>> Begin Task inputs
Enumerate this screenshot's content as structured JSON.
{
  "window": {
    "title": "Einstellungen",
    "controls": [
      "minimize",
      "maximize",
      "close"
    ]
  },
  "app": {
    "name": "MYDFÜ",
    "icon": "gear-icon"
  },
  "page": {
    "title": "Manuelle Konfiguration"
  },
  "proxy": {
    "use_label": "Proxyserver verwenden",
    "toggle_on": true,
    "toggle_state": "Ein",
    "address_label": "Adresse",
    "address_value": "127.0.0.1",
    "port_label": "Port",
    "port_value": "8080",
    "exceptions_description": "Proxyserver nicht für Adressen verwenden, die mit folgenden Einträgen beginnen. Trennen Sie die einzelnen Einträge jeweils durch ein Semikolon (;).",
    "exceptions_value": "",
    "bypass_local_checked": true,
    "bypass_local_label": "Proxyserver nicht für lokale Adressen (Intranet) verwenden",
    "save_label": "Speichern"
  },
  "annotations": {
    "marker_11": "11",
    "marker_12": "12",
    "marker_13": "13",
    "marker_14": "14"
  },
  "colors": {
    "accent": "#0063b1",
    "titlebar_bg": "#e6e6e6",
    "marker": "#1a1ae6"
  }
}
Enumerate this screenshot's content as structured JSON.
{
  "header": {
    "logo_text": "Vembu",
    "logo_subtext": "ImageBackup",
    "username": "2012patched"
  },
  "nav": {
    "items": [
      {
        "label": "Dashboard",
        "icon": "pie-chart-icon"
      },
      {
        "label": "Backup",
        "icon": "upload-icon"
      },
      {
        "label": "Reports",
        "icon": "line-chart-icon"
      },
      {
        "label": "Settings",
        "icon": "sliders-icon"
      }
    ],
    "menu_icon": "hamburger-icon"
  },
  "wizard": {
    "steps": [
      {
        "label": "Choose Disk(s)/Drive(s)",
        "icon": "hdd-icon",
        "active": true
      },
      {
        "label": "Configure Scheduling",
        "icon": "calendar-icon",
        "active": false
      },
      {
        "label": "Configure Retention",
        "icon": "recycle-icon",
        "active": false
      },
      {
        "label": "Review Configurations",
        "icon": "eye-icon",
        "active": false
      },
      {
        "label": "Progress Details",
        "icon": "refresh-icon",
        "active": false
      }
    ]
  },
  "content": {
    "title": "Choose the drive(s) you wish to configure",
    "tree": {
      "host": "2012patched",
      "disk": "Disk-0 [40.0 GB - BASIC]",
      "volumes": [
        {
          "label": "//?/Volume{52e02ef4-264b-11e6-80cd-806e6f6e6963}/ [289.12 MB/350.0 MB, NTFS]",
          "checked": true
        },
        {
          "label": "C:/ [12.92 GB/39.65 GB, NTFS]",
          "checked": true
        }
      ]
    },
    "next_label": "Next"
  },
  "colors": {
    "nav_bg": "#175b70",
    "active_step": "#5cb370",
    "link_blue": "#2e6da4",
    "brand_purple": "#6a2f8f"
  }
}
>> End Task inputs
Stated goal:
Everything in the listing above should be restated exactly.

Written response:
Enumerate this screenshot's content as structured JSON.
{
  "window": {
    "title": "Einstellungen",
    "controls": [
      "minimize",
      "maximize",
      "close"
    ]
  },
  "app": {
    "name": "MYDFÜ",
    "icon": "gear-icon"
  },
  "page": {
    "title": "Manuelle Konfiguration"
  },
  "proxy": {
    "use_label": "Proxyserver verwenden",
    "toggle_on": true,
    "toggle_state": "Ein",
    "address_label": "Adresse",
    "address_value": "127.0.0.1",
    "port_label": "Port",
    "port_value": "8080",
    "exceptions_description": "Proxyserver nicht für Adressen verwenden, die mit folgenden Einträgen beginnen. Trennen Sie die einzelnen Einträge jeweils durch ein Semikolon (;).",
    "exceptions_value": "",
    "bypass_local_checked": true,
    "bypass_local_label": "Proxyserver nicht für lokale Adressen (Intranet) verwenden",
    "save_label": "Speichern"
  },
  "annotations": {
    "marker_11": "11",
    "marker_12": "12",
    "marker_13": "13",
    "marker_14": "14"
  },
  "colors": {
    "accent": "#0063b1",
    "titlebar_bg": "#e6e6e6",
    "marker": "#1a1ae6"
  }
}
Enumerate this screenshot's content as structured JSON.
{
  "header": {
    "logo_text": "Vembu",
    "logo_subtext": "ImageBackup",
    "username": "2012patched"
  },
  "nav": {
    "items": [
      {
        "label": "Dashboard",
        "icon": "pie-chart-icon"
      },
      {
        "label": "Backup",
        "icon": "upload-icon"
      },
      {
        "label": "Reports",
        "icon": "line-chart-icon"
      },
      {
        "label": "Settings",
        "icon": "sliders-icon"
      }
    ],
    "menu_icon": "hamburger-icon"
  },
  "wizard": {
    "steps": [
      {
        "label": "Choose Disk(s)/Drive(s)",
        "icon": "hdd-icon",
        "active": true
      },
      {
        "label": "Configure Scheduling",
        "icon": "calendar-icon",
        "active": false
      },
      {
        "label": "Configure Retention",
        "icon": "recycle-icon",
        "active": false
      },
      {
        "label": "Review Configurations",
        "icon": "eye-icon",
        "active": false
      },
      {
        "label": "Progress Details",
        "icon": "refresh-icon",
        "active": false
      }
    ]
  },
  "content": {
    "title": "Choose the drive(s) you wish to configure",
    "tree": {
      "host": "2012patched",
      "disk": "Disk-0 [40.0 GB - BASIC]",
      "volumes": [
        {
          "label": "//?/Volume{52e02ef4-264b-11e6-80cd-806e6f6e6963}/ [289.12 MB/350.0 MB, NTFS]",
          "checked": true
        },
        {
          "label": "C:/ [12.92 GB/39.65 GB, NTFS]",
          "checked": true
        }
      ]
    },
    "next_label": "Next"
  },
  "colors": {
    "nav_bg": "#175b70",
    "active_step": "#5cb370",
    "link_blue": "#2e6da4",
    "brand_purple": "#6a2f8f"
  }
}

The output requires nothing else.